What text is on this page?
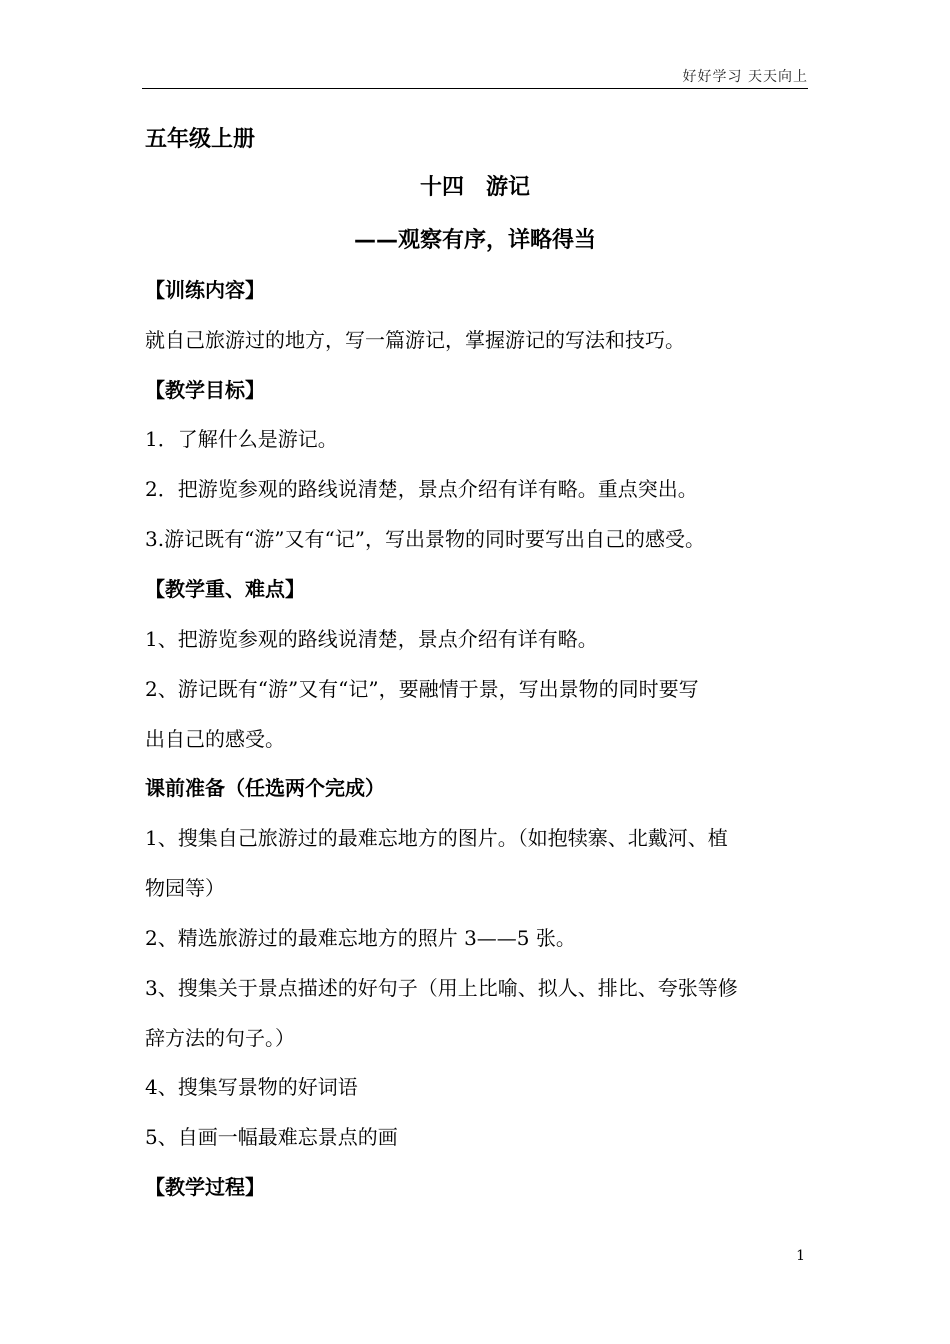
好好学习 天天向上
五年级上册
十四　游记
——观察有序，详略得当
【训练内容】
就自己旅游过的地方，写一篇游记，掌握游记的写法和技巧。
【教学目标】
1．了解什么是游记。
2．把游览参观的路线说清楚，景点介绍有详有略。重点突出。
3.游记既有“游”又有“记”，写出景物的同时要写出自己的感受。
【教学重、难点】
1、把游览参观的路线说清楚，景点介绍有详有略。
2、游记既有“游”又有“记”，要融情于景，写出景物的同时要写
出自己的感受。
课前准备（任选两个完成）
1、搜集自己旅游过的最难忘地方的图片。（如抱犊寨、北戴河、植
物园等）
2、精选旅游过的最难忘地方的照片 3——5 张。
3、搜集关于景点描述的好句子（用上比喻、拟人、排比、夸张等修
辞方法的句子。）
4、搜集写景物的好词语
5、自画一幅最难忘景点的画
【教学过程】
1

To be done | Please transcribe the material above exactly as written. Leave the pictures out.

Correct response |
What text is on this page?
好好学习 天天向上
五年级上册
十四　游记
——观察有序，详略得当
【训练内容】
就自己旅游过的地方，写一篇游记，掌握游记的写法和技巧。
【教学目标】
1．了解什么是游记。
2．把游览参观的路线说清楚，景点介绍有详有略。重点突出。
3.游记既有“游”又有“记”，写出景物的同时要写出自己的感受。
【教学重、难点】
1、把游览参观的路线说清楚，景点介绍有详有略。
2、游记既有“游”又有“记”，要融情于景，写出景物的同时要写
出自己的感受。
课前准备（任选两个完成）
1、搜集自己旅游过的最难忘地方的图片。（如抱犊寨、北戴河、植
物园等）
2、精选旅游过的最难忘地方的照片 3——5 张。
3、搜集关于景点描述的好句子（用上比喻、拟人、排比、夸张等修
辞方法的句子。）
4、搜集写景物的好词语
5、自画一幅最难忘景点的画
【教学过程】
1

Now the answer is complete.